**WORK REQUIRED:** The answer must consist of every record, printed exactly as it stands.

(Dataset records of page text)
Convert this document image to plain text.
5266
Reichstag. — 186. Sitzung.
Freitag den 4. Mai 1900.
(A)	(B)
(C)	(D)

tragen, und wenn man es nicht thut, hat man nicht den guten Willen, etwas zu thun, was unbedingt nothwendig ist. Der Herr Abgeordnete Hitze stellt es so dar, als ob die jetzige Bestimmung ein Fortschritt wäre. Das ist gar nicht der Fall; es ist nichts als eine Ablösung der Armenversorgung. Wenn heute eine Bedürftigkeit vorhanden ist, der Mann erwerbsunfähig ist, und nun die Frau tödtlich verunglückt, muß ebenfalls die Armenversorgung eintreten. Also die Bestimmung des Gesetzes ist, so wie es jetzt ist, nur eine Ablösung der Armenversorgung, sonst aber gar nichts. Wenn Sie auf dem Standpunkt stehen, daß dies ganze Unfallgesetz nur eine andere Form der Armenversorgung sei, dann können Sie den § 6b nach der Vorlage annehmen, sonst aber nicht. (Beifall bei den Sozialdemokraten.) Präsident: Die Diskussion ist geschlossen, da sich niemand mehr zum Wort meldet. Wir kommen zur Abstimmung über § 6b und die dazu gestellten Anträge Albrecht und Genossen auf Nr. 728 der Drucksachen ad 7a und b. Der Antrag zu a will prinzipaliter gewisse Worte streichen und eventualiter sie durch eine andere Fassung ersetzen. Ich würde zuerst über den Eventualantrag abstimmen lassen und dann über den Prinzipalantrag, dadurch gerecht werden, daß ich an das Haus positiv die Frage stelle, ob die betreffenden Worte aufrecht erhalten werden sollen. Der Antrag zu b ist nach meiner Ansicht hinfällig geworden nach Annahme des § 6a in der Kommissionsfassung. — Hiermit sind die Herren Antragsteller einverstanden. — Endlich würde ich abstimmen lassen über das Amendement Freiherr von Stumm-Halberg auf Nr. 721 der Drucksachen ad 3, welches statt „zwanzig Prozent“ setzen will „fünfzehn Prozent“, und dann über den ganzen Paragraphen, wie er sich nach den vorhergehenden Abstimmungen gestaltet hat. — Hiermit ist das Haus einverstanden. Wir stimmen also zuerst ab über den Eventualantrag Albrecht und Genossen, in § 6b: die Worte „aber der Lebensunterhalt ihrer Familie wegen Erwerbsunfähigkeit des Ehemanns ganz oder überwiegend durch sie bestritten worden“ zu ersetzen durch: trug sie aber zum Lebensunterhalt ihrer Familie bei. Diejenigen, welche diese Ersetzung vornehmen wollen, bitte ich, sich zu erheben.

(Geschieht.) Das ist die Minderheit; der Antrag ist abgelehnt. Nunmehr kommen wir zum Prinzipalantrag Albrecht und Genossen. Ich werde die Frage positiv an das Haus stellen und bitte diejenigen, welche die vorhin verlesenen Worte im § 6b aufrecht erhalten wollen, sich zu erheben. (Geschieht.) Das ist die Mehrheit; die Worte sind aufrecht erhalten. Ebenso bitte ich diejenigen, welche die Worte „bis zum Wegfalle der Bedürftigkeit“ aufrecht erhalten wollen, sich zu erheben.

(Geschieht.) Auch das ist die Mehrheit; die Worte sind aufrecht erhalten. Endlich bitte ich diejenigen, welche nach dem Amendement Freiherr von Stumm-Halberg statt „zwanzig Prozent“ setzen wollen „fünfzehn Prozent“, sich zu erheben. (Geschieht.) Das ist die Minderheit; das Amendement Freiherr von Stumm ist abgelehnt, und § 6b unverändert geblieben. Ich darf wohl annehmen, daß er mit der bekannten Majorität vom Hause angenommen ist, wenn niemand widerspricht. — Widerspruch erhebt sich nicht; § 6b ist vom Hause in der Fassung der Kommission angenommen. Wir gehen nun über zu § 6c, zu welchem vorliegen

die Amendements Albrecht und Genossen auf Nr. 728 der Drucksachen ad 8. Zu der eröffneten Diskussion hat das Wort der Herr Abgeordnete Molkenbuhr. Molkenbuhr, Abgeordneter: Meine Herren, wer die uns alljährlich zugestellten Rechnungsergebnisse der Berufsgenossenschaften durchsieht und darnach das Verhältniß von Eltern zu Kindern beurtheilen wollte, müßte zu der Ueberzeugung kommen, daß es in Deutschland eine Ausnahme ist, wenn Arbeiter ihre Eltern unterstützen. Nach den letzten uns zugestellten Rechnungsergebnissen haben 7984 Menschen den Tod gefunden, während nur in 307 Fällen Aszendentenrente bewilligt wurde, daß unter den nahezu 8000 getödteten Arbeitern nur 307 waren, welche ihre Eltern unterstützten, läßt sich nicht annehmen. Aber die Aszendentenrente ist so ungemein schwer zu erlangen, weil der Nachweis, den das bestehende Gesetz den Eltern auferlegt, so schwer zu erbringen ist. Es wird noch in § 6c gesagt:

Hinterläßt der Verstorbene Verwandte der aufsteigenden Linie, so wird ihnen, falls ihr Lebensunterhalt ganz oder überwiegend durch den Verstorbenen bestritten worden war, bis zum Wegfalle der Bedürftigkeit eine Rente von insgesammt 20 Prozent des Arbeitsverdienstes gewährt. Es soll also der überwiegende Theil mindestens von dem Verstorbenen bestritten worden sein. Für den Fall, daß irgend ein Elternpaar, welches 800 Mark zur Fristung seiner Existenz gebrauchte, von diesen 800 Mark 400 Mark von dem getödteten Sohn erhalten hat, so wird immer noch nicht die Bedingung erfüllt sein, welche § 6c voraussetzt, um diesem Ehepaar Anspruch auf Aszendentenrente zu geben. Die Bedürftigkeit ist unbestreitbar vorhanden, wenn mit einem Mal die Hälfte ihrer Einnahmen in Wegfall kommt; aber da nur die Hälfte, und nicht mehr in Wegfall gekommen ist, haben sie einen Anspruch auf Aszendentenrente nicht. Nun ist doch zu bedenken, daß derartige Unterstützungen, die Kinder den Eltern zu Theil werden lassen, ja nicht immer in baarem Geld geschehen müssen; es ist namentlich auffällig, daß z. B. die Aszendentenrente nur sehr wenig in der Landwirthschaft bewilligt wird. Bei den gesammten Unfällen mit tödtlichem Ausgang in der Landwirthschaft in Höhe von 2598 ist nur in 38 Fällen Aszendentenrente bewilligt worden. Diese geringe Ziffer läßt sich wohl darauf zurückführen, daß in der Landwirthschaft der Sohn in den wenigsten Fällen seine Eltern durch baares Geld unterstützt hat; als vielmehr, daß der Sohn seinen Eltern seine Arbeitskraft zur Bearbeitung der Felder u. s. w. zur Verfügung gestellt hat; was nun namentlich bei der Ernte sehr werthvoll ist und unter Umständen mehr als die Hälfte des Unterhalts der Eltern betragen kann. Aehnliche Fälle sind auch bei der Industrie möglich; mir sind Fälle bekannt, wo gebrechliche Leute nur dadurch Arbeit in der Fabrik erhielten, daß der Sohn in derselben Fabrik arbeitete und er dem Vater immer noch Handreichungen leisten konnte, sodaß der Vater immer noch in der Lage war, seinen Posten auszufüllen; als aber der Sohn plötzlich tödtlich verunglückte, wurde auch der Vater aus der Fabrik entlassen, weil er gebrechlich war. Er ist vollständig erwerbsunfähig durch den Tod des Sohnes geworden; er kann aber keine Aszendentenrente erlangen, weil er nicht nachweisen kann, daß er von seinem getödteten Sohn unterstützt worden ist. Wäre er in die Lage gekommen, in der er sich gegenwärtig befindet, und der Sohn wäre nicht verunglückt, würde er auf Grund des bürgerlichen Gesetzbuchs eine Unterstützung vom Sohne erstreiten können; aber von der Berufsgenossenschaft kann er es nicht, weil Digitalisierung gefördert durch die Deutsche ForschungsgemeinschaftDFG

**ANSWER TO THE PROBLEM:**
Convert this document image to plain text.
5266
Reichstag. — 186. Sitzung.
Freitag den 4. Mai 1900.
(A)	(B)
(C)	(D)

tragen, und wenn man es nicht thut, hat man nicht den guten Willen, etwas zu thun, was unbedingt nothwendig ist. Der Herr Abgeordnete Hitze stellt es so dar, als ob die jetzige Bestimmung ein Fortschritt wäre. Das ist gar nicht der Fall; es ist nichts als eine Ablösung der Armenversorgung. Wenn heute eine Bedürftigkeit vorhanden ist, der Mann erwerbsunfähig ist, und nun die Frau tödtlich verunglückt, muß ebenfalls die Armenversorgung eintreten. Also die Bestimmung des Gesetzes ist, so wie es jetzt ist, nur eine Ablösung der Armenversorgung, sonst aber gar nichts. Wenn Sie auf dem Standpunkt stehen, daß dies ganze Unfallgesetz nur eine andere Form der Armenversorgung sei, dann können Sie den § 6b nach der Vorlage annehmen, sonst aber nicht. (Beifall bei den Sozialdemokraten.) Präsident: Die Diskussion ist geschlossen, da sich niemand mehr zum Wort meldet. Wir kommen zur Abstimmung über § 6b und die dazu gestellten Anträge Albrecht und Genossen auf Nr. 728 der Drucksachen ad 7a und b. Der Antrag zu a will prinzipaliter gewisse Worte streichen und eventualiter sie durch eine andere Fassung ersetzen. Ich würde zuerst über den Eventualantrag abstimmen lassen und dann über den Prinzipalantrag, dadurch gerecht werden, daß ich an das Haus positiv die Frage stelle, ob die betreffenden Worte aufrecht erhalten werden sollen. Der Antrag zu b ist nach meiner Ansicht hinfällig geworden nach Annahme des § 6a in der Kommissionsfassung. — Hiermit sind die Herren Antragsteller einverstanden. — Endlich würde ich abstimmen lassen über das Amendement Freiherr von Stumm-Halberg auf Nr. 721 der Drucksachen ad 3, welches statt „zwanzig Prozent“ setzen will „fünfzehn Prozent“, und dann über den ganzen Paragraphen, wie er sich nach den vorhergehenden Abstimmungen gestaltet hat. — Hiermit ist das Haus einverstanden. Wir stimmen also zuerst ab über den Eventualantrag Albrecht und Genossen, in § 6b: die Worte „aber der Lebensunterhalt ihrer Familie wegen Erwerbsunfähigkeit des Ehemanns ganz oder überwiegend durch sie bestritten worden“ zu ersetzen durch: trug sie aber zum Lebensunterhalt ihrer Familie bei. Diejenigen, welche diese Ersetzung vornehmen wollen, bitte ich, sich zu erheben.

(Geschieht.) Das ist die Minderheit; der Antrag ist abgelehnt. Nunmehr kommen wir zum Prinzipalantrag Albrecht und Genossen. Ich werde die Frage positiv an das Haus stellen und bitte diejenigen, welche die vorhin verlesenen Worte im § 6b aufrecht erhalten wollen, sich zu erheben. (Geschieht.) Das ist die Mehrheit; die Worte sind aufrecht erhalten. Ebenso bitte ich diejenigen, welche die Worte „bis zum Wegfalle der Bedürftigkeit“ aufrecht erhalten wollen, sich zu erheben.

(Geschieht.) Auch das ist die Mehrheit; die Worte sind aufrecht erhalten. Endlich bitte ich diejenigen, welche nach dem Amendement Freiherr von Stumm-Halberg statt „zwanzig Prozent“ setzen wollen „fünfzehn Prozent“, sich zu erheben. (Geschieht.) Das ist die Minderheit; das Amendement Freiherr von Stumm ist abgelehnt, und § 6b unverändert geblieben. Ich darf wohl annehmen, daß er mit der bekannten Majorität vom Hause angenommen ist, wenn niemand widerspricht. — Widerspruch erhebt sich nicht; § 6b ist vom Hause in der Fassung der Kommission angenommen. Wir gehen nun über zu § 6c, zu welchem vorliegen

die Amendements Albrecht und Genossen auf Nr. 728 der Drucksachen ad 8. Zu der eröffneten Diskussion hat das Wort der Herr Abgeordnete Molkenbuhr. Molkenbuhr, Abgeordneter: Meine Herren, wer die uns alljährlich zugestellten Rechnungsergebnisse der Berufsgenossenschaften durchsieht und darnach das Verhältniß von Eltern zu Kindern beurtheilen wollte, müßte zu der Ueberzeugung kommen, daß es in Deutschland eine Ausnahme ist, wenn Arbeiter ihre Eltern unterstützen. Nach den letzten uns zugestellten Rechnungsergebnissen haben 7984 Menschen den Tod gefunden, während nur in 307 Fällen Aszendentenrente bewilligt wurde, daß unter den nahezu 8000 getödteten Arbeitern nur 307 waren, welche ihre Eltern unterstützten, läßt sich nicht annehmen. Aber die Aszendentenrente ist so ungemein schwer zu erlangen, weil der Nachweis, den das bestehende Gesetz den Eltern auferlegt, so schwer zu erbringen ist. Es wird noch in § 6c gesagt:

Hinterläßt der Verstorbene Verwandte der aufsteigenden Linie, so wird ihnen, falls ihr Lebensunterhalt ganz oder überwiegend durch den Verstorbenen bestritten worden war, bis zum Wegfalle der Bedürftigkeit eine Rente von insgesammt 20 Prozent des Arbeitsverdienstes gewährt. Es soll also der überwiegende Theil mindestens von dem Verstorbenen bestritten worden sein. Für den Fall, daß irgend ein Elternpaar, welches 800 Mark zur Fristung seiner Existenz gebrauchte, von diesen 800 Mark 400 Mark von dem getödteten Sohn erhalten hat, so wird immer noch nicht die Bedingung erfüllt sein, welche § 6c voraussetzt, um diesem Ehepaar Anspruch auf Aszendentenrente zu geben. Die Bedürftigkeit ist unbestreitbar vorhanden, wenn mit einem Mal die Hälfte ihrer Einnahmen in Wegfall kommt; aber da nur die Hälfte, und nicht mehr in Wegfall gekommen ist, haben sie einen Anspruch auf Aszendentenrente nicht. Nun ist doch zu bedenken, daß derartige Unterstützungen, die Kinder den Eltern zu Theil werden lassen, ja nicht immer in baarem Geld geschehen müssen; es ist namentlich auffällig, daß z. B. die Aszendentenrente nur sehr wenig in der Landwirthschaft bewilligt wird. Bei den gesammten Unfällen mit tödtlichem Ausgang in der Landwirthschaft in Höhe von 2598 ist nur in 38 Fällen Aszendentenrente bewilligt worden. Diese geringe Ziffer läßt sich wohl darauf zurückführen, daß in der Landwirthschaft der Sohn in den wenigsten Fällen seine Eltern durch baares Geld unterstützt hat; als vielmehr, daß der Sohn seinen Eltern seine Arbeitskraft zur Bearbeitung der Felder u. s. w. zur Verfügung gestellt hat; was nun namentlich bei der Ernte sehr werthvoll ist und unter Umständen mehr als die Hälfte des Unterhalts der Eltern betragen kann. Aehnliche Fälle sind auch bei der Industrie möglich; mir sind Fälle bekannt, wo gebrechliche Leute nur dadurch Arbeit in der Fabrik erhielten, daß der Sohn in derselben Fabrik arbeitete und er dem Vater immer noch Handreichungen leisten konnte, sodaß der Vater immer noch in der Lage war, seinen Posten auszufüllen; als aber der Sohn plötzlich tödtlich verunglückte, wurde auch der Vater aus der Fabrik entlassen, weil er gebrechlich war. Er ist vollständig erwerbsunfähig durch den Tod des Sohnes geworden; er kann aber keine Aszendentenrente erlangen, weil er nicht nachweisen kann, daß er von seinem getödteten Sohn unterstützt worden ist. Wäre er in die Lage gekommen, in der er sich gegenwärtig befindet, und der Sohn wäre nicht verunglückt, würde er auf Grund des bürgerlichen Gesetzbuchs eine Unterstützung vom Sohne erstreiten können; aber von der Berufsgenossenschaft kann er es nicht, weil Digitalisierung gefördert durch die Deutsche ForschungsgemeinschaftDFG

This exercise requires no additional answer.